TO DO. Skip the pictures and repeat each line of the data exactly.

((

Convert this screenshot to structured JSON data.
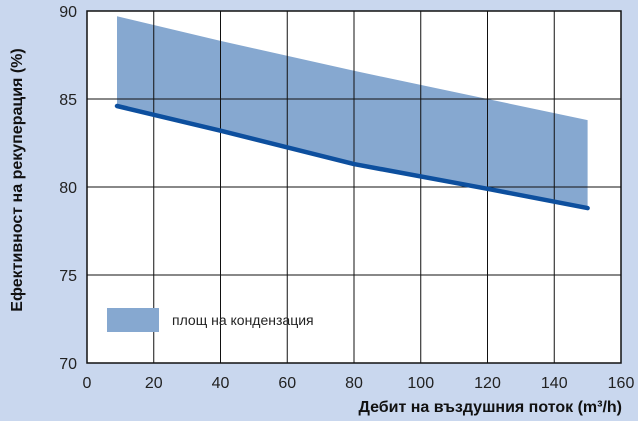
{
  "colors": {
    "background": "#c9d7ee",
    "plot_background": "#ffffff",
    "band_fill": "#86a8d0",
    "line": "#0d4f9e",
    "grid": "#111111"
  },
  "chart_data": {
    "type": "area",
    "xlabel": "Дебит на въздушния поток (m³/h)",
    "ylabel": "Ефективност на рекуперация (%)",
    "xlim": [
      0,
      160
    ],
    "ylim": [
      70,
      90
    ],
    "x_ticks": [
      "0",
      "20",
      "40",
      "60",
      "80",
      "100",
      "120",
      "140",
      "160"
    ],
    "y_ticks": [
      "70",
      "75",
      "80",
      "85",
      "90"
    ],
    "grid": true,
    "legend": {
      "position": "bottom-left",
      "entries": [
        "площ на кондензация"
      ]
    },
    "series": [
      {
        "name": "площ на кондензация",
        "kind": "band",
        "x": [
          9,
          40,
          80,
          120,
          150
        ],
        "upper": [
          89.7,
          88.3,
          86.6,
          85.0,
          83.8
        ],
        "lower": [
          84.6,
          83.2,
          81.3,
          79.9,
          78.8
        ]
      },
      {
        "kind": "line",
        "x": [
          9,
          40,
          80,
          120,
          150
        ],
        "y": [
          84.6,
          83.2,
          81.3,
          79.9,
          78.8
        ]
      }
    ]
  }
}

))

PROBLEM SOLUTION.
Convert this screenshot to structured JSON data.
{
  "colors": {
    "background": "#c9d7ee",
    "plot_background": "#ffffff",
    "band_fill": "#86a8d0",
    "line": "#0d4f9e",
    "grid": "#111111"
  },
  "chart_data": {
    "type": "area",
    "xlabel": "Дебит на въздушния поток (m³/h)",
    "ylabel": "Ефективност на рекуперация (%)",
    "xlim": [
      0,
      160
    ],
    "ylim": [
      70,
      90
    ],
    "x_ticks": [
      "0",
      "20",
      "40",
      "60",
      "80",
      "100",
      "120",
      "140",
      "160"
    ],
    "y_ticks": [
      "70",
      "75",
      "80",
      "85",
      "90"
    ],
    "grid": true,
    "legend": {
      "position": "bottom-left",
      "entries": [
        "площ на кондензация"
      ]
    },
    "series": [
      {
        "name": "площ на кондензация",
        "kind": "band",
        "x": [
          9,
          40,
          80,
          120,
          150
        ],
        "upper": [
          89.7,
          88.3,
          86.6,
          85.0,
          83.8
        ],
        "lower": [
          84.6,
          83.2,
          81.3,
          79.9,
          78.8
        ]
      },
      {
        "kind": "line",
        "x": [
          9,
          40,
          80,
          120,
          150
        ],
        "y": [
          84.6,
          83.2,
          81.3,
          79.9,
          78.8
        ]
      }
    ]
  }
}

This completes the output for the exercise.